=== TEXTAUSZUG ===
Die Holstenschule in Neumünster ist das älteste Gymnasium der Stadt und wurde zunächst als Jungenschule gegründet
Wenn sich Harry Potter außer in Hogwarts an einer Schule wohl gefühlt hätte, dann wohl in der Holstenschule in Neumünster. Sie ist das älteste Gymnasium der Stadt – gegründet 1871 – und strahlt den Charme eines alten Gemäuers aus. Zunächst durften sogar nur Jungen dort zur Schule gehen. Der heutige Schulleiter, Arno Engelmann, besuchte die Schule sogar zu der Zeit, als noch keine Mädchen zugelassen waren, denn erst 1973 war es den Mädchen erlaubt, das Gymnasium zu besuchen. Heute steht die Schule für Toleranz, Dynamik, Respekt, Leben, Innovationen und die Lust auf Experimente in vielerlei Hinsicht.
„I want to be“. Die Lichtinstallation der Flensburger Künstlerin Elsbeth Arlt auf dem Dach der neuen Sporthalle begrüßt in großen Buchstaben alle Besucher, die die Schule von der Wittorfer Straße her erreichen. In den Abendstunden leuchtet die Botschaft weit in die Dunkelheit. Frei übersetzt: „Ich möchte jemand sein“ – was auch beinhaltet: „Ich möchte etwas werden“. „Dieser zentrale Wunsch eines jeden Kindes und eines jeden Jugendlichen steht im Mittelpunkt der pädagogischen Arbeit an der Holstenschule. Wir wollen die uns anvertrauten Schülerinnen und Schüler stark machen, ihr Wissen und ihre Fähigkeiten erweitern und mithelfen, sie in ihrer Persönlichkeit zu festigen. Alle Vorhaben dieses Schulprogramms orientieren sich an diesem Ziel“, so die Philosophie.
=== VORLIEGENDE DATENSÄTZE ===
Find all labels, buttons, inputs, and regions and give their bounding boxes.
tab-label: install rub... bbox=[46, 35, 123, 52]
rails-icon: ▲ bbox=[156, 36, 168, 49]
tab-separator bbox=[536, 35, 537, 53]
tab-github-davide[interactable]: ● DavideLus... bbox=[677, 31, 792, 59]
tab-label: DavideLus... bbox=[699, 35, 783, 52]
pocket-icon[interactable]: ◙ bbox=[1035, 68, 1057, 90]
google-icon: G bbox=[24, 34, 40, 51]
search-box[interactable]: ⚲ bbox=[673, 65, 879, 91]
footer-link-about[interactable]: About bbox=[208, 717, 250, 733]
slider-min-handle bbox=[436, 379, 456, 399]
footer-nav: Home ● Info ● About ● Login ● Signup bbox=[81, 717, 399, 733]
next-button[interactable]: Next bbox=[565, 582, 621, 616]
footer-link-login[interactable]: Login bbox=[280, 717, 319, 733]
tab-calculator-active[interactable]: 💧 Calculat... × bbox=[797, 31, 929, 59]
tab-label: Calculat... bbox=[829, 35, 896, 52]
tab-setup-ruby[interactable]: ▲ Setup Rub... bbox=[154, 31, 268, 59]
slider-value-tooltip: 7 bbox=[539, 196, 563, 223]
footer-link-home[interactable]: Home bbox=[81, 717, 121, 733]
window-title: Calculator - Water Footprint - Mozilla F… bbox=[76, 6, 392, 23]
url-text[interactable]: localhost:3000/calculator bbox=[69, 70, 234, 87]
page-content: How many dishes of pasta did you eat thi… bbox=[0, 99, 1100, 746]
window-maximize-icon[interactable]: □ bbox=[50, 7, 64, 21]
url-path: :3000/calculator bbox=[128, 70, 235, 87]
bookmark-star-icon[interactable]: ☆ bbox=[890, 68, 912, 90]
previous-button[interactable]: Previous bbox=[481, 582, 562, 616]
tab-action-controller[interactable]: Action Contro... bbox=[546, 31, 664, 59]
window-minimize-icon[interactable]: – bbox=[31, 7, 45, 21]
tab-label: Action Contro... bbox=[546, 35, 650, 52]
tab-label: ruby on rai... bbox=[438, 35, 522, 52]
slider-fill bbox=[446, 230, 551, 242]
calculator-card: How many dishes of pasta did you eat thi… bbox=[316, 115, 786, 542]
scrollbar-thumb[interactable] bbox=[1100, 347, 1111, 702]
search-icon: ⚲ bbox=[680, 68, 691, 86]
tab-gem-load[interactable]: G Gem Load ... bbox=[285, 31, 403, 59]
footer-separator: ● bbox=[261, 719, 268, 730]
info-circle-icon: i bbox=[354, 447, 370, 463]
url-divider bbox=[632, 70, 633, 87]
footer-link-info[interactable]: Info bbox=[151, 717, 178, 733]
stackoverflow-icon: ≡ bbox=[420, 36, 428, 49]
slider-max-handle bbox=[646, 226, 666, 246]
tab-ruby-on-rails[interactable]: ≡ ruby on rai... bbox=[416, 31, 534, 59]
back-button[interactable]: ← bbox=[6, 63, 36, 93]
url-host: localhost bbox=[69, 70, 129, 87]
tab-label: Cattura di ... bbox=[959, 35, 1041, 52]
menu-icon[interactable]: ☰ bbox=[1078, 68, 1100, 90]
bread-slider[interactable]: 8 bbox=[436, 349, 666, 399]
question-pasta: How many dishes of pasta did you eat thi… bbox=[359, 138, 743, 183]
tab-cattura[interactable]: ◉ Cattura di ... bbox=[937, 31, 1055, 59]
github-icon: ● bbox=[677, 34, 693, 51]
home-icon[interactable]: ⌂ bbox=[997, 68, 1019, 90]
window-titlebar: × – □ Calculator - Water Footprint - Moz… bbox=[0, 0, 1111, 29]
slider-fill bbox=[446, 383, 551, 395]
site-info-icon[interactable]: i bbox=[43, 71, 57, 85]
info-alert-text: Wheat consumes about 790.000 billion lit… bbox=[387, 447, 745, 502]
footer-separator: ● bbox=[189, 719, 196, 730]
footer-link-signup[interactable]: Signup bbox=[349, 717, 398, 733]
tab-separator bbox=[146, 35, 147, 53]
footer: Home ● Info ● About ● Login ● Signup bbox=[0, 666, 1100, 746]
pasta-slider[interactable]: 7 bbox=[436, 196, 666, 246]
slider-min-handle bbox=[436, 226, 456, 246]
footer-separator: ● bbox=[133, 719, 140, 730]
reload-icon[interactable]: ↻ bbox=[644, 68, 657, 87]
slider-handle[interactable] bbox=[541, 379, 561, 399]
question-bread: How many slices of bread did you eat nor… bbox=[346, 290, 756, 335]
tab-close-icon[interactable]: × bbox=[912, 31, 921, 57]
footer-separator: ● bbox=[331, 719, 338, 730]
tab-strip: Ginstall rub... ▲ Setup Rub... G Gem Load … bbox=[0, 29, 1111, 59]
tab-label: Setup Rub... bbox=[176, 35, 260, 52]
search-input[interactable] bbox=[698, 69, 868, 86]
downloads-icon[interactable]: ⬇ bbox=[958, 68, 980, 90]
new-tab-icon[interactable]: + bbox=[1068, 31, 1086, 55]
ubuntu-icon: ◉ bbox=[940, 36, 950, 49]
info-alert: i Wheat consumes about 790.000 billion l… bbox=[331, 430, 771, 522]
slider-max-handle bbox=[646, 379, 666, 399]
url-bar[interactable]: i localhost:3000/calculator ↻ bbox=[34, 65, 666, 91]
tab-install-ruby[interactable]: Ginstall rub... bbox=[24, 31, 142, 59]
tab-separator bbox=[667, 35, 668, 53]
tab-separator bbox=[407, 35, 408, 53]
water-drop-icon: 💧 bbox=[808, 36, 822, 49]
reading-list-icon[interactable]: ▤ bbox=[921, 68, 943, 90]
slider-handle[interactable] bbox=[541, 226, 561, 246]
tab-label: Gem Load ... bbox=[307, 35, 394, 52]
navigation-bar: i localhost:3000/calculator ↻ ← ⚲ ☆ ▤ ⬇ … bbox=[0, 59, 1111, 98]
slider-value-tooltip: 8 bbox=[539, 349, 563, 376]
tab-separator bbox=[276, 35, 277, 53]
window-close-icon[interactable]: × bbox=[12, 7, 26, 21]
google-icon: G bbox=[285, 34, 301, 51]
===
[AUFGABEN]
1) Gib jede Zeile der Datensätze an, in der das Wort „bread“ vorkommt.
2) Führe den Text über die Holstenschule in Neumünster im Anschluss an seinen letzten Satz weiter.

[ANTWORTEN]
1)
bread-slider[interactable]: 8 bbox=[436, 349, 666, 399]
question-bread: How many slices of bread did you eat nor… bbox=[346, 290, 756, 335]

2)
Dazu gehört natürlich auch ein gutes Schulprogramm. Die Holstenschule ist ein reines G8-Gymnasium. Was war das nochmal? Ach ja. Das Abitur nach der zwölften Klasse. An der Holstenschule durchläuft jeder Schüler dazu noch die E-Klasse – eine Einführungsklasse in Stufe 10. Dann folgen die beiden Qualifizierungsjahrgänge. Ein bisschen kompliziert, aber an der Holstenschule hat sich das Programm mittlerweile bewährt und es kommt Routine in den Ablauf – auch für die Schüler. Dazu wurden Stundenpläne angepasst, Lehrpläne entschlackt und das Internet mehr in den Lernprozess eingebunden, denn die Schüler sind natürlich wesentlich jünger.
Interessen fördern
Eine Feinheit ist die sogenannte Neigungsklasse. Diese wird im Klassenverbund der Orientierungsstufe angeboten. Bedeutet, dass die Schüler jeweils eine Stunde mehr von einem Fach haben, was ihnen Spaß macht. „Das soll die Schülerinnen und Schüler motivieren, Lust auf Schule zu entwickeln“, erklärt Schulleiter Arno Engelmann. Das passt zu der toleranten Schule, die bei 1.100 Schülerinnen und Schülern etwa zehn Prozent Kinder mit Migrationshintergrund unterrichtet. „Wir pflegen hier ein offenes und friedliches Miteinander“, findet Engelmann, der sichtlich stolz ist auf „seine Schule“ und auf die Angebote außerhalb des üblichen Lehrplans.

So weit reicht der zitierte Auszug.